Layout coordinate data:
************
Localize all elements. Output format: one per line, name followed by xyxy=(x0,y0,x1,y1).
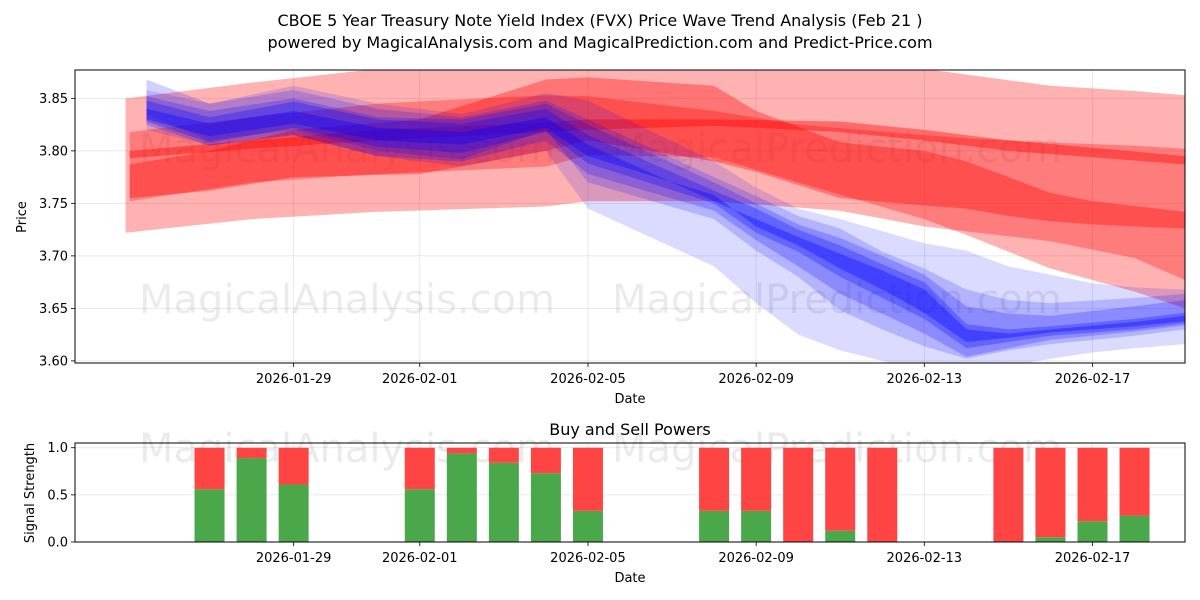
band-layer xyxy=(125,70,1185,363)
main-y-tick-label: 3.75 xyxy=(39,197,68,212)
main-x-tick-label: 2026-02-17 xyxy=(1055,372,1131,387)
sell-power-bar xyxy=(741,447,772,511)
main-y-tick-label: 3.70 xyxy=(39,249,68,264)
sell-power-bar xyxy=(699,447,730,511)
bar-layer xyxy=(194,447,1150,542)
sell-power-bar xyxy=(867,447,898,542)
blue-wave-band-4 xyxy=(146,100,1185,349)
sell-power-bar xyxy=(236,447,267,459)
sub-y-tick-label: 1.0 xyxy=(47,441,68,456)
main-x-tick-label: 2026-02-01 xyxy=(382,372,458,387)
sub-y-tick-label: 0.0 xyxy=(47,536,68,551)
main-x-tick-label: 2026-01-29 xyxy=(256,372,332,387)
sub-chart-title: Buy and Sell Powers xyxy=(549,420,711,439)
watermark-left-upper: MagicalAnalysis.com xyxy=(139,126,555,172)
watermark-right-upper: MagicalPrediction.com xyxy=(612,126,1062,172)
sell-power-bar xyxy=(572,447,603,511)
buy-power-bar xyxy=(572,510,603,542)
main-x-axis: 2026-01-29 2026-02-01 2026-02-05 2026-02-09… xyxy=(256,363,1131,387)
sub-x-axis-label: Date xyxy=(614,571,645,586)
sell-power-bar xyxy=(446,447,477,454)
sub-x-axis: 2026-01-29 2026-02-01 2026-02-05 2026-02-09… xyxy=(256,542,1131,566)
sell-power-bar xyxy=(783,447,814,542)
sell-power-bar xyxy=(1035,447,1066,538)
main-y-tick-label: 3.80 xyxy=(39,144,68,159)
sub-x-tick-label: 2026-02-13 xyxy=(887,551,963,566)
sub-x-tick-label: 2026-01-29 xyxy=(256,551,332,566)
buy-power-bar xyxy=(1119,515,1150,542)
main-y-axis-label: Price xyxy=(15,201,30,233)
sell-power-bar xyxy=(194,447,225,490)
main-y-axis: 3.60 3.65 3.70 3.75 3.80 3.85 xyxy=(39,92,75,369)
buy-power-bar xyxy=(699,510,730,542)
buy-power-bar xyxy=(741,510,772,542)
buy-power-bar xyxy=(236,458,267,542)
sell-power-bar xyxy=(1119,447,1150,516)
main-y-tick-label: 3.85 xyxy=(39,92,68,107)
main-x-tick-label: 2026-02-05 xyxy=(550,372,626,387)
main-watermarks: MagicalAnalysis.com MagicalPrediction.co… xyxy=(139,126,1062,323)
buy-power-bar xyxy=(278,484,309,542)
buy-power-bar xyxy=(530,473,561,542)
buy-power-bar xyxy=(1077,521,1108,542)
price-wave-chart: MagicalAnalysis.com MagicalPrediction.co… xyxy=(15,69,1186,407)
sub-x-tick-label: 2026-02-17 xyxy=(1055,551,1131,566)
buy-power-bar xyxy=(404,489,435,542)
main-x-axis-label: Date xyxy=(614,392,645,407)
sub-y-axis: 0.0 0.5 1.0 xyxy=(47,441,75,551)
buy-power-bar xyxy=(446,453,477,542)
red-wave-band-4 xyxy=(129,119,1185,165)
buy-power-bar xyxy=(1035,537,1066,542)
sub-y-axis-label: Signal Strength xyxy=(23,443,38,543)
main-x-tick-label: 2026-02-09 xyxy=(718,372,794,387)
sub-x-tick-label: 2026-02-09 xyxy=(718,551,794,566)
sub-x-tick-label: 2026-02-05 xyxy=(550,551,626,566)
sell-power-bar xyxy=(993,447,1024,542)
main-y-tick-label: 3.60 xyxy=(39,354,68,369)
sell-power-bar xyxy=(404,447,435,490)
buy-power-bar xyxy=(194,489,225,542)
chart-title-line1: CBOE 5 Year Treasury Note Yield Index (F… xyxy=(277,11,922,30)
buy-power-bar xyxy=(825,530,856,542)
sub-plot-frame xyxy=(74,442,1186,543)
main-gridlines xyxy=(75,70,1185,363)
blue-wave-band-2 xyxy=(146,79,1185,359)
blue-wave-band-3 xyxy=(146,96,1185,357)
buy-sell-powers-chart: Buy and Sell Powers MagicalAnalysis.com … xyxy=(23,420,1186,586)
watermark-right-lower: MagicalPrediction.com xyxy=(612,277,1062,323)
main-plot-frame xyxy=(74,69,1186,364)
sell-power-bar xyxy=(488,447,519,463)
main-y-tick-label: 3.65 xyxy=(39,302,68,317)
watermark-left-lower: MagicalAnalysis.com xyxy=(139,277,555,323)
sub-x-tick-label: 2026-02-01 xyxy=(382,551,458,566)
red-wave-band-2 xyxy=(129,95,1185,309)
red-wave-band-3 xyxy=(129,77,1185,229)
sell-power-bar xyxy=(530,447,561,474)
buy-power-bar xyxy=(488,462,519,542)
sell-power-bar xyxy=(825,447,856,531)
red-wave-band-1 xyxy=(125,70,1185,280)
sell-power-bar xyxy=(278,447,309,485)
blue-wave-band-1 xyxy=(146,85,1185,363)
sub-y-tick-label: 0.5 xyxy=(47,488,68,503)
main-x-tick-label: 2026-02-13 xyxy=(887,372,963,387)
chart-title-line2: powered by MagicalAnalysis.com and Magic… xyxy=(267,33,932,52)
sell-power-bar xyxy=(1077,447,1108,522)
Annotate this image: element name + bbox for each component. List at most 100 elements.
************
▶ _Exercise details_
Print the listing above again with every line unchanged, leaving out the pictures.

▶ _Written answer_
Localize all elements. Output format: one per line, name followed by xyxy=(x0,y0,x1,y1).
band-layer xyxy=(125,70,1185,363)
main-y-tick-label: 3.75 xyxy=(39,197,68,212)
main-x-tick-label: 2026-02-17 xyxy=(1055,372,1131,387)
sell-power-bar xyxy=(741,447,772,511)
main-y-tick-label: 3.70 xyxy=(39,249,68,264)
sell-power-bar xyxy=(699,447,730,511)
bar-layer xyxy=(194,447,1150,542)
sell-power-bar xyxy=(867,447,898,542)
blue-wave-band-4 xyxy=(146,100,1185,349)
sell-power-bar xyxy=(236,447,267,459)
sub-y-tick-label: 1.0 xyxy=(47,441,68,456)
main-x-tick-label: 2026-02-01 xyxy=(382,372,458,387)
sub-y-tick-label: 0.0 xyxy=(47,536,68,551)
main-x-tick-label: 2026-01-29 xyxy=(256,372,332,387)
sub-chart-title: Buy and Sell Powers xyxy=(549,420,711,439)
watermark-left-upper: MagicalAnalysis.com xyxy=(139,126,555,172)
watermark-right-upper: MagicalPrediction.com xyxy=(612,126,1062,172)
sell-power-bar xyxy=(572,447,603,511)
buy-power-bar xyxy=(572,510,603,542)
main-x-axis: 2026-01-29 2026-02-01 2026-02-05 2026-02-09… xyxy=(256,363,1131,387)
sub-x-axis-label: Date xyxy=(614,571,645,586)
sell-power-bar xyxy=(446,447,477,454)
sub-x-axis: 2026-01-29 2026-02-01 2026-02-05 2026-02-09… xyxy=(256,542,1131,566)
sell-power-bar xyxy=(783,447,814,542)
sell-power-bar xyxy=(1035,447,1066,538)
main-y-tick-label: 3.80 xyxy=(39,144,68,159)
sub-x-tick-label: 2026-02-13 xyxy=(887,551,963,566)
sub-x-tick-label: 2026-01-29 xyxy=(256,551,332,566)
buy-power-bar xyxy=(1119,515,1150,542)
main-y-axis-label: Price xyxy=(15,201,30,233)
sell-power-bar xyxy=(194,447,225,490)
main-y-axis: 3.60 3.65 3.70 3.75 3.80 3.85 xyxy=(39,92,75,369)
buy-power-bar xyxy=(699,510,730,542)
buy-power-bar xyxy=(741,510,772,542)
buy-power-bar xyxy=(236,458,267,542)
sell-power-bar xyxy=(1119,447,1150,516)
main-y-tick-label: 3.85 xyxy=(39,92,68,107)
main-x-tick-label: 2026-02-05 xyxy=(550,372,626,387)
main-watermarks: MagicalAnalysis.com MagicalPrediction.co… xyxy=(139,126,1062,323)
buy-power-bar xyxy=(278,484,309,542)
buy-power-bar xyxy=(530,473,561,542)
buy-power-bar xyxy=(1077,521,1108,542)
price-wave-chart: MagicalAnalysis.com MagicalPrediction.co… xyxy=(15,69,1186,407)
sub-x-tick-label: 2026-02-17 xyxy=(1055,551,1131,566)
buy-power-bar xyxy=(404,489,435,542)
main-x-axis-label: Date xyxy=(614,392,645,407)
sub-y-axis: 0.0 0.5 1.0 xyxy=(47,441,75,551)
buy-power-bar xyxy=(446,453,477,542)
red-wave-band-4 xyxy=(129,119,1185,165)
buy-power-bar xyxy=(1035,537,1066,542)
sub-y-axis-label: Signal Strength xyxy=(23,443,38,543)
main-x-tick-label: 2026-02-09 xyxy=(718,372,794,387)
sub-x-tick-label: 2026-02-09 xyxy=(718,551,794,566)
sub-x-tick-label: 2026-02-05 xyxy=(550,551,626,566)
sell-power-bar xyxy=(993,447,1024,542)
main-y-tick-label: 3.60 xyxy=(39,354,68,369)
sell-power-bar xyxy=(404,447,435,490)
buy-power-bar xyxy=(194,489,225,542)
chart-title-line1: CBOE 5 Year Treasury Note Yield Index (F… xyxy=(277,11,922,30)
buy-power-bar xyxy=(825,530,856,542)
sub-plot-frame xyxy=(74,442,1186,543)
main-gridlines xyxy=(75,70,1185,363)
blue-wave-band-2 xyxy=(146,79,1185,359)
blue-wave-band-3 xyxy=(146,96,1185,357)
buy-sell-powers-chart: Buy and Sell Powers MagicalAnalysis.com … xyxy=(23,420,1186,586)
watermark-right-lower: MagicalPrediction.com xyxy=(612,277,1062,323)
main-plot-frame xyxy=(74,69,1186,364)
sell-power-bar xyxy=(488,447,519,463)
main-y-tick-label: 3.65 xyxy=(39,302,68,317)
watermark-left-lower: MagicalAnalysis.com xyxy=(139,277,555,323)
sub-x-tick-label: 2026-02-01 xyxy=(382,551,458,566)
red-wave-band-2 xyxy=(129,95,1185,309)
red-wave-band-3 xyxy=(129,77,1185,229)
sell-power-bar xyxy=(530,447,561,474)
buy-power-bar xyxy=(488,462,519,542)
sell-power-bar xyxy=(825,447,856,531)
red-wave-band-1 xyxy=(125,70,1185,280)
sell-power-bar xyxy=(278,447,309,485)
blue-wave-band-1 xyxy=(146,85,1185,363)
sub-y-tick-label: 0.5 xyxy=(47,488,68,503)
main-x-tick-label: 2026-02-13 xyxy=(887,372,963,387)
chart-title-line2: powered by MagicalAnalysis.com and Magic… xyxy=(267,33,932,52)
sell-power-bar xyxy=(1077,447,1108,522)
Annotate this image: element name + bbox for each component. List at most 100 elements.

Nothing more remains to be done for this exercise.